● **WHAT THE TASK REQUIRES**
Return every entry exactly as written.

Dataset entries
## START
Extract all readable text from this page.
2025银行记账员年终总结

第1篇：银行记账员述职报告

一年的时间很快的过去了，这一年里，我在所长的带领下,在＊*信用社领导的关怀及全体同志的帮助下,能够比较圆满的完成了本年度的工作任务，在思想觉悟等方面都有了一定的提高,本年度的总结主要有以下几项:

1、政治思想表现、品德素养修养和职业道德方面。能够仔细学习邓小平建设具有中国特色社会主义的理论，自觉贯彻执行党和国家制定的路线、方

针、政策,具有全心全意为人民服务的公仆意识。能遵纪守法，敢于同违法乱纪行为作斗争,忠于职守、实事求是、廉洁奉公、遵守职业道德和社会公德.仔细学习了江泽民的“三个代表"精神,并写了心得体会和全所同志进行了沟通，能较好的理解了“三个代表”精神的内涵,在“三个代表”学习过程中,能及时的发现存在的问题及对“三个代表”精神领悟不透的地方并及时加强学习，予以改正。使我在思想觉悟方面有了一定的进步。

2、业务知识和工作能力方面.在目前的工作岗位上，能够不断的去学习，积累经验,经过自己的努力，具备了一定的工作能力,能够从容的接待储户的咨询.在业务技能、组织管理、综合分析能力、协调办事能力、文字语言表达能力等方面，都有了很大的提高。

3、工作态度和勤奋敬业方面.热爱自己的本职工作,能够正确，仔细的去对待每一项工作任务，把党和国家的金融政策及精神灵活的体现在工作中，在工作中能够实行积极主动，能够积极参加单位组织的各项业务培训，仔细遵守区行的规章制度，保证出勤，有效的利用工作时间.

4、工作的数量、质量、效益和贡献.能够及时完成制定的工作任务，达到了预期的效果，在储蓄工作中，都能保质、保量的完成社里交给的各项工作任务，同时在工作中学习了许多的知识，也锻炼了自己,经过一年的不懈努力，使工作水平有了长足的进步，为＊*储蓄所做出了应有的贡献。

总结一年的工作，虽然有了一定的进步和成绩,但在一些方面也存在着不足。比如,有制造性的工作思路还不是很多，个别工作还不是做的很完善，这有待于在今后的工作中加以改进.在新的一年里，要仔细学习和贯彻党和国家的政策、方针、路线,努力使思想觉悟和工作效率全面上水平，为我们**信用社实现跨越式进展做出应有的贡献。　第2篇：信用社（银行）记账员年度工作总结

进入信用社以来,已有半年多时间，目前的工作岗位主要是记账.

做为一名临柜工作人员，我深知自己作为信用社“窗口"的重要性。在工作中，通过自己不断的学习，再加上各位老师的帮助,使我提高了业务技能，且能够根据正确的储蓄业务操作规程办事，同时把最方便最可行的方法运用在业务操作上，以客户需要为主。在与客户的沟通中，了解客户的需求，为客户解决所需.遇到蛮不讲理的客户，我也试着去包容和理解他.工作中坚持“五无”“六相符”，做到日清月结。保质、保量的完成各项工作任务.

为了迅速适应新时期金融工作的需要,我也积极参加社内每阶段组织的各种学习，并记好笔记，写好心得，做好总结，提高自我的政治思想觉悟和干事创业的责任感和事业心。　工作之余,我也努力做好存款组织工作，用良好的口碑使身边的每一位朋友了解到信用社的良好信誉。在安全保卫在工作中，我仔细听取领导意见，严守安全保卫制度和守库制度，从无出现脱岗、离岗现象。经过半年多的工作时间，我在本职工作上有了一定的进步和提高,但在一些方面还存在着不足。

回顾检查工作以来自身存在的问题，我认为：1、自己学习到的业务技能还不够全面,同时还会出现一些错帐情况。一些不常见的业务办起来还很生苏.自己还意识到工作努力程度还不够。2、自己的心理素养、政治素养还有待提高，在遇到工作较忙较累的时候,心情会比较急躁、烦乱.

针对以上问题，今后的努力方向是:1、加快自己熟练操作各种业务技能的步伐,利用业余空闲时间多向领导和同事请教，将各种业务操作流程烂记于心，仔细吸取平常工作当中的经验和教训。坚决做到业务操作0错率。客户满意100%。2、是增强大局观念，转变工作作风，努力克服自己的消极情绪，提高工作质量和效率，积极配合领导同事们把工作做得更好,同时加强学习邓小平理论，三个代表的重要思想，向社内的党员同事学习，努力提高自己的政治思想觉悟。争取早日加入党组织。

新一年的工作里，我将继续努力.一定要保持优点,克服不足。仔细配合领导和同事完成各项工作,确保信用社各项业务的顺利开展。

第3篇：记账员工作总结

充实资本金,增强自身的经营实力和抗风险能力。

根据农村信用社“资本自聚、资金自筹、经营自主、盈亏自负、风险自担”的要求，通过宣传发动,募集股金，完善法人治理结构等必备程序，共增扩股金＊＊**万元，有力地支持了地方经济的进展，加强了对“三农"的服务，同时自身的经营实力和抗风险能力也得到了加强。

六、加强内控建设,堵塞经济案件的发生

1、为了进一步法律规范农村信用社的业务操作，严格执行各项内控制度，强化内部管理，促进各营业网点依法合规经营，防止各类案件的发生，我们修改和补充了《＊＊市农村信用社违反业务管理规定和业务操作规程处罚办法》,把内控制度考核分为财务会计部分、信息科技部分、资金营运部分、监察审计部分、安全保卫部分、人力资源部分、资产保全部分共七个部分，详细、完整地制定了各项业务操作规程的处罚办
## END
● **THE ANSWER**
Extract all readable text from this page.
2025银行记账员年终总结

第1篇：银行记账员述职报告

一年的时间很快的过去了，这一年里，我在所长的带领下,在＊*信用社领导的关怀及全体同志的帮助下,能够比较圆满的完成了本年度的工作任务，在思想觉悟等方面都有了一定的提高,本年度的总结主要有以下几项:

1、政治思想表现、品德素养修养和职业道德方面。能够仔细学习邓小平建设具有中国特色社会主义的理论，自觉贯彻执行党和国家制定的路线、方

针、政策,具有全心全意为人民服务的公仆意识。能遵纪守法，敢于同违法乱纪行为作斗争,忠于职守、实事求是、廉洁奉公、遵守职业道德和社会公德.仔细学习了江泽民的“三个代表"精神,并写了心得体会和全所同志进行了沟通，能较好的理解了“三个代表”精神的内涵,在“三个代表”学习过程中,能及时的发现存在的问题及对“三个代表”精神领悟不透的地方并及时加强学习，予以改正。使我在思想觉悟方面有了一定的进步。

2、业务知识和工作能力方面.在目前的工作岗位上，能够不断的去学习，积累经验,经过自己的努力，具备了一定的工作能力,能够从容的接待储户的咨询.在业务技能、组织管理、综合分析能力、协调办事能力、文字语言表达能力等方面，都有了很大的提高。

3、工作态度和勤奋敬业方面.热爱自己的本职工作,能够正确，仔细的去对待每一项工作任务，把党和国家的金融政策及精神灵活的体现在工作中，在工作中能够实行积极主动，能够积极参加单位组织的各项业务培训，仔细遵守区行的规章制度，保证出勤，有效的利用工作时间.

4、工作的数量、质量、效益和贡献.能够及时完成制定的工作任务，达到了预期的效果，在储蓄工作中，都能保质、保量的完成社里交给的各项工作任务，同时在工作中学习了许多的知识，也锻炼了自己,经过一年的不懈努力，使工作水平有了长足的进步，为＊*储蓄所做出了应有的贡献。

总结一年的工作，虽然有了一定的进步和成绩,但在一些方面也存在着不足。比如,有制造性的工作思路还不是很多，个别工作还不是做的很完善，这有待于在今后的工作中加以改进.在新的一年里，要仔细学习和贯彻党和国家的政策、方针、路线,努力使思想觉悟和工作效率全面上水平，为我们**信用社实现跨越式进展做出应有的贡献。　第2篇：信用社（银行）记账员年度工作总结

进入信用社以来,已有半年多时间，目前的工作岗位主要是记账.

做为一名临柜工作人员，我深知自己作为信用社“窗口"的重要性。在工作中，通过自己不断的学习，再加上各位老师的帮助,使我提高了业务技能，且能够根据正确的储蓄业务操作规程办事，同时把最方便最可行的方法运用在业务操作上，以客户需要为主。在与客户的沟通中，了解客户的需求，为客户解决所需.遇到蛮不讲理的客户，我也试着去包容和理解他.工作中坚持“五无”“六相符”，做到日清月结。保质、保量的完成各项工作任务.

为了迅速适应新时期金融工作的需要,我也积极参加社内每阶段组织的各种学习，并记好笔记，写好心得，做好总结，提高自我的政治思想觉悟和干事创业的责任感和事业心。　工作之余,我也努力做好存款组织工作，用良好的口碑使身边的每一位朋友了解到信用社的良好信誉。在安全保卫在工作中，我仔细听取领导意见，严守安全保卫制度和守库制度，从无出现脱岗、离岗现象。经过半年多的工作时间，我在本职工作上有了一定的进步和提高,但在一些方面还存在着不足。

回顾检查工作以来自身存在的问题，我认为：1、自己学习到的业务技能还不够全面,同时还会出现一些错帐情况。一些不常见的业务办起来还很生苏.自己还意识到工作努力程度还不够。2、自己的心理素养、政治素养还有待提高，在遇到工作较忙较累的时候,心情会比较急躁、烦乱.

针对以上问题，今后的努力方向是:1、加快自己熟练操作各种业务技能的步伐,利用业余空闲时间多向领导和同事请教，将各种业务操作流程烂记于心，仔细吸取平常工作当中的经验和教训。坚决做到业务操作0错率。客户满意100%。2、是增强大局观念，转变工作作风，努力克服自己的消极情绪，提高工作质量和效率，积极配合领导同事们把工作做得更好,同时加强学习邓小平理论，三个代表的重要思想，向社内的党员同事学习，努力提高自己的政治思想觉悟。争取早日加入党组织。

新一年的工作里，我将继续努力.一定要保持优点,克服不足。仔细配合领导和同事完成各项工作,确保信用社各项业务的顺利开展。

第3篇：记账员工作总结

充实资本金,增强自身的经营实力和抗风险能力。

根据农村信用社“资本自聚、资金自筹、经营自主、盈亏自负、风险自担”的要求，通过宣传发动,募集股金，完善法人治理结构等必备程序，共增扩股金＊＊**万元，有力地支持了地方经济的进展，加强了对“三农"的服务，同时自身的经营实力和抗风险能力也得到了加强。

六、加强内控建设,堵塞经济案件的发生

1、为了进一步法律规范农村信用社的业务操作，严格执行各项内控制度，强化内部管理，促进各营业网点依法合规经营，防止各类案件的发生，我们修改和补充了《＊＊市农村信用社违反业务管理规定和业务操作规程处罚办法》,把内控制度考核分为财务会计部分、信息科技部分、资金营运部分、监察审计部分、安全保卫部分、人力资源部分、资产保全部分共七个部分，详细、完整地制定了各项业务操作规程的处罚办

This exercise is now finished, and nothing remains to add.